[START OF Given records]

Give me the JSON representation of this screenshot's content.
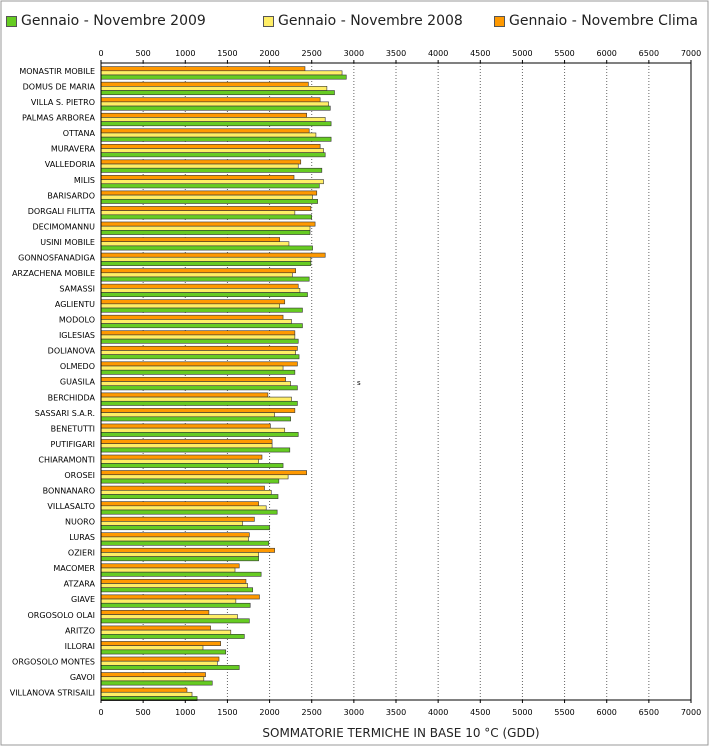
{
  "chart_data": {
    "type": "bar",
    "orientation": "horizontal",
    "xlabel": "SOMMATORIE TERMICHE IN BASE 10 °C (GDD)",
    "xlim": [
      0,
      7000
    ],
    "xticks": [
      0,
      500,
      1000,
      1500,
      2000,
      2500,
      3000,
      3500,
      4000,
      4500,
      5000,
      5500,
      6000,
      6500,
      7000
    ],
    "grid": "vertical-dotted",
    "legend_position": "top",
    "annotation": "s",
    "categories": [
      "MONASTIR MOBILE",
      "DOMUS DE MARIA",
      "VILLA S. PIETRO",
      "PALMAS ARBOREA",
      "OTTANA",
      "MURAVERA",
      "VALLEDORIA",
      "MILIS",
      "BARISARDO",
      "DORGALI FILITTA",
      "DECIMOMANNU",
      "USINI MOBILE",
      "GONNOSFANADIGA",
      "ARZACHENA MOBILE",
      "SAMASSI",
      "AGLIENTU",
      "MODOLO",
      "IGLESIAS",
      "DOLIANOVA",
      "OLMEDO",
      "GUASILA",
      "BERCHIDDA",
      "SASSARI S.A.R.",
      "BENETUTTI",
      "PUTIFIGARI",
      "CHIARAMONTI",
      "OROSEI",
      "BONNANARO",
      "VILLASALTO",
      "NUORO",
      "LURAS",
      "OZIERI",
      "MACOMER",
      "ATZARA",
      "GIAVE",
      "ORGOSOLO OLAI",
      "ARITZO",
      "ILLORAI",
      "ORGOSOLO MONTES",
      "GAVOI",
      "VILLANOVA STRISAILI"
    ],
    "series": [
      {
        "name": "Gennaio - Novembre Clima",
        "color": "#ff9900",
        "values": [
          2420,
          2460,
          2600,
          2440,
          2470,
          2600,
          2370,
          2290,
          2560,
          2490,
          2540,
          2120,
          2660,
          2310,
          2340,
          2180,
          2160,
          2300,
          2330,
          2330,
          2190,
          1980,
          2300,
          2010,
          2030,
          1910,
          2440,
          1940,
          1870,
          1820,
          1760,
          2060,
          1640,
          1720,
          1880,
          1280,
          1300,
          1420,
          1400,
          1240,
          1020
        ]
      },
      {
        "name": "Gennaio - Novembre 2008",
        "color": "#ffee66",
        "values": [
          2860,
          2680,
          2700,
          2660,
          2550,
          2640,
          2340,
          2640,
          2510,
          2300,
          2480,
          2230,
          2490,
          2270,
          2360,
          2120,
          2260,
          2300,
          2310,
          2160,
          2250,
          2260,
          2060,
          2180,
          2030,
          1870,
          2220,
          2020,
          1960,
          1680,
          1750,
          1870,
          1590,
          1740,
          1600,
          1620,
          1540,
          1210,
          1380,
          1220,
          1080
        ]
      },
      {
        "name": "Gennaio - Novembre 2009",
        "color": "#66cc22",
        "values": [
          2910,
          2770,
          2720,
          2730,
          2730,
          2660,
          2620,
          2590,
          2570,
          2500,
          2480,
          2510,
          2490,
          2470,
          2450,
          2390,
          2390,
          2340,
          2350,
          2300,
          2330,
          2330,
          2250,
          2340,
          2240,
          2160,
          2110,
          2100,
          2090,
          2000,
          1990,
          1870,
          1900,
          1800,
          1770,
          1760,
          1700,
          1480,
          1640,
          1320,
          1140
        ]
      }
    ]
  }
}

[END OF Given records]

Single out each line of the records above with the string "MOBILE" in it, and copy it.

## Exercise response
      "MONASTIR MOBILE",
      "USINI MOBILE",
      "ARZACHENA MOBILE",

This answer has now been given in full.